▸ Instruction
Give a count of the lines below that have the string "您的资料" in them, with no other words.
---
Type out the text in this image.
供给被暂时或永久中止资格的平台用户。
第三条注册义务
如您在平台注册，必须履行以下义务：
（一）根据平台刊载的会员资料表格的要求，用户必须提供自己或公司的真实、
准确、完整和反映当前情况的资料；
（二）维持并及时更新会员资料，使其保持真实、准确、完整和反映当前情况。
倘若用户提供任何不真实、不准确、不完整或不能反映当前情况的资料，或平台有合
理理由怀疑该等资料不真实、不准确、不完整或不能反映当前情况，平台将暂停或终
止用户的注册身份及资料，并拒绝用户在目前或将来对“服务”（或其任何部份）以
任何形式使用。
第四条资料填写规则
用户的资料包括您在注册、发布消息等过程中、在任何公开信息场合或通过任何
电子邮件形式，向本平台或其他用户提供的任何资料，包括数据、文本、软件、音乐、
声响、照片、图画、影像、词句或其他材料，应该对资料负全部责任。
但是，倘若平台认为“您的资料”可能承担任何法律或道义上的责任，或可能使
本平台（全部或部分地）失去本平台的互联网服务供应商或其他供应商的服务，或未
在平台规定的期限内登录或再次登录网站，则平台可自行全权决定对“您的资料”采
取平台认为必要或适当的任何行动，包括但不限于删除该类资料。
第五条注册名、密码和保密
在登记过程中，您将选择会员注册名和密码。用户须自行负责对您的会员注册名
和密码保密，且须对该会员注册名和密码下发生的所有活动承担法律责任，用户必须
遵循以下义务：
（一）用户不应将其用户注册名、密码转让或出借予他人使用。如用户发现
---
▸ Solution to the problem
2